* _WHAT TO WORK ON_
Gather every line below where "jsou" appears.

* _RECORDS FOR THIS EXERCISE_

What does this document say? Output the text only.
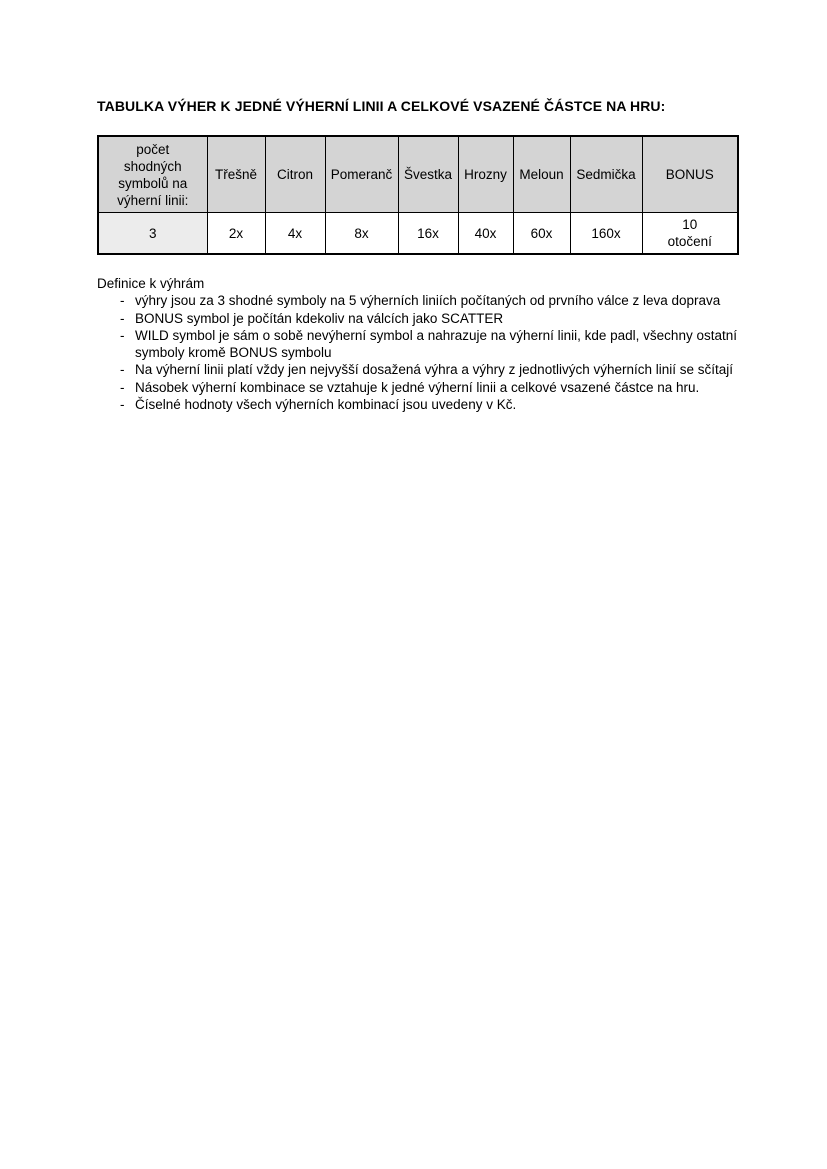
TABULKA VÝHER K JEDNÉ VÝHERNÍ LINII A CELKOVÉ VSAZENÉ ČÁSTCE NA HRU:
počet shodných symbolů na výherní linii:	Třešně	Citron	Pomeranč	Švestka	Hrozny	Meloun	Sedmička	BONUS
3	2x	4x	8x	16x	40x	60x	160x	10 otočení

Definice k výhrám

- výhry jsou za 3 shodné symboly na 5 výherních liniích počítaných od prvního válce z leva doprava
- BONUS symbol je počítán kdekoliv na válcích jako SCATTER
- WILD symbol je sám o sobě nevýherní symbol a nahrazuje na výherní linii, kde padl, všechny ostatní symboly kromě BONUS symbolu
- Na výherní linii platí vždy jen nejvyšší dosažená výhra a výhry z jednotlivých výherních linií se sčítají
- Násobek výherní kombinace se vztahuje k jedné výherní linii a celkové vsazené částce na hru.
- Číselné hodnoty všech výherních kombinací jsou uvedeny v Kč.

* _CORRECT OUTPUT_
- výhry jsou za 3 shodné symboly na 5 výherních liniích počítaných od prvního válce z leva doprava
- Číselné hodnoty všech výherních kombinací jsou uvedeny v Kč.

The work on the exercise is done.